## [EXERCISE REQUIREMENTS]
Using the listing below, copy every line that mentions "系統操作繁忙".

## [INPUT]
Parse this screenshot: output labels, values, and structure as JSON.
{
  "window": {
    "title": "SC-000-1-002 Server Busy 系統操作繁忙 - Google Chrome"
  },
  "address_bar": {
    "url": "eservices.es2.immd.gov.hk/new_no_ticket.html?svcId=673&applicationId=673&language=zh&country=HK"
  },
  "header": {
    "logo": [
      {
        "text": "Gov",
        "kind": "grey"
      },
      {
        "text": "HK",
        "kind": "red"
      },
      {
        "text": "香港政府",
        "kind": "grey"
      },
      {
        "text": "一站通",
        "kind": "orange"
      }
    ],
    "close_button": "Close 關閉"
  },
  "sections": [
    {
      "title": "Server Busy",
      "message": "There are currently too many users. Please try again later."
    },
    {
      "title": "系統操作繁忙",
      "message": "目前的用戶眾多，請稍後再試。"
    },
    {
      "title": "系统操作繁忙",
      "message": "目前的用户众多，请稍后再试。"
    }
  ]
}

## [FINISHED ANSWER]
    "title": "SC-000-1-002 Server Busy 系統操作繁忙 - Google Chrome"
      "title": "系統操作繁忙",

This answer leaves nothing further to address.